Given request. Below is a set of records; print all of them exactly as written.

## begin Provided material

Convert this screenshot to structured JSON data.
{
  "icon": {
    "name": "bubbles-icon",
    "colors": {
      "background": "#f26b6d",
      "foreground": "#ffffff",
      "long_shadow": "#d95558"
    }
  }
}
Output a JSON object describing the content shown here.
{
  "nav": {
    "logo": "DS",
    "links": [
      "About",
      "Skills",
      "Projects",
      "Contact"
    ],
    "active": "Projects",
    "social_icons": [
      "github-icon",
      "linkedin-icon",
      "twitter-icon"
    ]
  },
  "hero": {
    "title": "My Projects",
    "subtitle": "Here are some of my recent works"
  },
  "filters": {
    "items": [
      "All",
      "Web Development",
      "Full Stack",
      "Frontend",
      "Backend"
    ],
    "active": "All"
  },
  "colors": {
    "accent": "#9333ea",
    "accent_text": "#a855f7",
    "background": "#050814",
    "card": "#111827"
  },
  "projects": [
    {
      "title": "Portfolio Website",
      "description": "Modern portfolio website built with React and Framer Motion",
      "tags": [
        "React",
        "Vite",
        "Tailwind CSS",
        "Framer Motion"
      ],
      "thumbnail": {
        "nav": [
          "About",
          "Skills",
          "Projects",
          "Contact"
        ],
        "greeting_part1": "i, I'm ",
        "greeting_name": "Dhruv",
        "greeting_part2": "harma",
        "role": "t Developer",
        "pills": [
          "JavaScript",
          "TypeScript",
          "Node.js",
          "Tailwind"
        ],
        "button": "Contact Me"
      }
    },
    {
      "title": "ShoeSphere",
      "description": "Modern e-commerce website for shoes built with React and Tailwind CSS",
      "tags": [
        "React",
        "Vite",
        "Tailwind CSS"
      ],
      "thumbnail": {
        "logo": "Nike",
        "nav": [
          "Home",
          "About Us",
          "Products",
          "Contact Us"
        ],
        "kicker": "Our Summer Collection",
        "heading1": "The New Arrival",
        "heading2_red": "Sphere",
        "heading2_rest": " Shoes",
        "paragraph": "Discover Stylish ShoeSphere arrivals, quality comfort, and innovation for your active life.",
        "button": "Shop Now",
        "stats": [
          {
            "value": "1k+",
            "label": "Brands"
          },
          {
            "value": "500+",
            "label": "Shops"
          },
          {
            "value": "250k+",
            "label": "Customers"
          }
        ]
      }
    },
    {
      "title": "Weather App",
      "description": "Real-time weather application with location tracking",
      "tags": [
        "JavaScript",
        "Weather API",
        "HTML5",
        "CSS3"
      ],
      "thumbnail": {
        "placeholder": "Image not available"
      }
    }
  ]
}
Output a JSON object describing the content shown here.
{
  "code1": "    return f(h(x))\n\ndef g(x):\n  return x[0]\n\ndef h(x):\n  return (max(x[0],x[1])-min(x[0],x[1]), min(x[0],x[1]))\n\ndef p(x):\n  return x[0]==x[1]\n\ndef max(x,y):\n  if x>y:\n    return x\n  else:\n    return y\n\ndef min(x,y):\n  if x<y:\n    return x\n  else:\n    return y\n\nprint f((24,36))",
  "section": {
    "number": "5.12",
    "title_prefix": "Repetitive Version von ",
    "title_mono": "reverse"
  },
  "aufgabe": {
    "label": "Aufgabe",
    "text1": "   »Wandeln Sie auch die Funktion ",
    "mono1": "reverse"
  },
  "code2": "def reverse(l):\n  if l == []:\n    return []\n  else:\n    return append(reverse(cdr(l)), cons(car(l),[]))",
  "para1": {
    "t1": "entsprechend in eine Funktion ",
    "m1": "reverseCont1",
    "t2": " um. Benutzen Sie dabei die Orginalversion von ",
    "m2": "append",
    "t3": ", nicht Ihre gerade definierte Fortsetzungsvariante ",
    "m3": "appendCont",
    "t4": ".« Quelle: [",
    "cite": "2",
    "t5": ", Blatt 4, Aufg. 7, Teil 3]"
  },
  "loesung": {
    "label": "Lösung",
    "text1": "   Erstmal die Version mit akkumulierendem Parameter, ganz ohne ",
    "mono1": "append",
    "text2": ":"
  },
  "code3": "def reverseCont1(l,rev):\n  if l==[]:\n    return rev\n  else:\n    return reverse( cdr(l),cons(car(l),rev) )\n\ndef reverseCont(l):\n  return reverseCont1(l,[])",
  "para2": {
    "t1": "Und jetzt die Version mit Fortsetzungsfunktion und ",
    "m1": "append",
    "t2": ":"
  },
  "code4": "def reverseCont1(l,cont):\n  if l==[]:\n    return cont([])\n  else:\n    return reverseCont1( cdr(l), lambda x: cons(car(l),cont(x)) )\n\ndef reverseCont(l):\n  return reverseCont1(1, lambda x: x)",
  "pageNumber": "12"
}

## end Provided material

Full solution.
Convert this screenshot to structured JSON data.
{
  "icon": {
    "name": "bubbles-icon",
    "colors": {
      "background": "#f26b6d",
      "foreground": "#ffffff",
      "long_shadow": "#d95558"
    }
  }
}
Output a JSON object describing the content shown here.
{
  "nav": {
    "logo": "DS",
    "links": [
      "About",
      "Skills",
      "Projects",
      "Contact"
    ],
    "active": "Projects",
    "social_icons": [
      "github-icon",
      "linkedin-icon",
      "twitter-icon"
    ]
  },
  "hero": {
    "title": "My Projects",
    "subtitle": "Here are some of my recent works"
  },
  "filters": {
    "items": [
      "All",
      "Web Development",
      "Full Stack",
      "Frontend",
      "Backend"
    ],
    "active": "All"
  },
  "colors": {
    "accent": "#9333ea",
    "accent_text": "#a855f7",
    "background": "#050814",
    "card": "#111827"
  },
  "projects": [
    {
      "title": "Portfolio Website",
      "description": "Modern portfolio website built with React and Framer Motion",
      "tags": [
        "React",
        "Vite",
        "Tailwind CSS",
        "Framer Motion"
      ],
      "thumbnail": {
        "nav": [
          "About",
          "Skills",
          "Projects",
          "Contact"
        ],
        "greeting_part1": "i, I'm ",
        "greeting_name": "Dhruv",
        "greeting_part2": "harma",
        "role": "t Developer",
        "pills": [
          "JavaScript",
          "TypeScript",
          "Node.js",
          "Tailwind"
        ],
        "button": "Contact Me"
      }
    },
    {
      "title": "ShoeSphere",
      "description": "Modern e-commerce website for shoes built with React and Tailwind CSS",
      "tags": [
        "React",
        "Vite",
        "Tailwind CSS"
      ],
      "thumbnail": {
        "logo": "Nike",
        "nav": [
          "Home",
          "About Us",
          "Products",
          "Contact Us"
        ],
        "kicker": "Our Summer Collection",
        "heading1": "The New Arrival",
        "heading2_red": "Sphere",
        "heading2_rest": " Shoes",
        "paragraph": "Discover Stylish ShoeSphere arrivals, quality comfort, and innovation for your active life.",
        "button": "Shop Now",
        "stats": [
          {
            "value": "1k+",
            "label": "Brands"
          },
          {
            "value": "500+",
            "label": "Shops"
          },
          {
            "value": "250k+",
            "label": "Customers"
          }
        ]
      }
    },
    {
      "title": "Weather App",
      "description": "Real-time weather application with location tracking",
      "tags": [
        "JavaScript",
        "Weather API",
        "HTML5",
        "CSS3"
      ],
      "thumbnail": {
        "placeholder": "Image not available"
      }
    }
  ]
}
Output a JSON object describing the content shown here.
{
  "code1": "    return f(h(x))\n\ndef g(x):\n  return x[0]\n\ndef h(x):\n  return (max(x[0],x[1])-min(x[0],x[1]), min(x[0],x[1]))\n\ndef p(x):\n  return x[0]==x[1]\n\ndef max(x,y):\n  if x>y:\n    return x\n  else:\n    return y\n\ndef min(x,y):\n  if x<y:\n    return x\n  else:\n    return y\n\nprint f((24,36))",
  "section": {
    "number": "5.12",
    "title_prefix": "Repetitive Version von ",
    "title_mono": "reverse"
  },
  "aufgabe": {
    "label": "Aufgabe",
    "text1": "   »Wandeln Sie auch die Funktion ",
    "mono1": "reverse"
  },
  "code2": "def reverse(l):\n  if l == []:\n    return []\n  else:\n    return append(reverse(cdr(l)), cons(car(l),[]))",
  "para1": {
    "t1": "entsprechend in eine Funktion ",
    "m1": "reverseCont1",
    "t2": " um. Benutzen Sie dabei die Orginalversion von ",
    "m2": "append",
    "t3": ", nicht Ihre gerade definierte Fortsetzungsvariante ",
    "m3": "appendCont",
    "t4": ".« Quelle: [",
    "cite": "2",
    "t5": ", Blatt 4, Aufg. 7, Teil 3]"
  },
  "loesung": {
    "label": "Lösung",
    "text1": "   Erstmal die Version mit akkumulierendem Parameter, ganz ohne ",
    "mono1": "append",
    "text2": ":"
  },
  "code3": "def reverseCont1(l,rev):\n  if l==[]:\n    return rev\n  else:\n    return reverse( cdr(l),cons(car(l),rev) )\n\ndef reverseCont(l):\n  return reverseCont1(l,[])",
  "para2": {
    "t1": "Und jetzt die Version mit Fortsetzungsfunktion und ",
    "m1": "append",
    "t2": ":"
  },
  "code4": "def reverseCont1(l,cont):\n  if l==[]:\n    return cont([])\n  else:\n    return reverseCont1( cdr(l), lambda x: cons(car(l),cont(x)) )\n\ndef reverseCont(l):\n  return reverseCont1(1, lambda x: x)",
  "pageNumber": "12"
}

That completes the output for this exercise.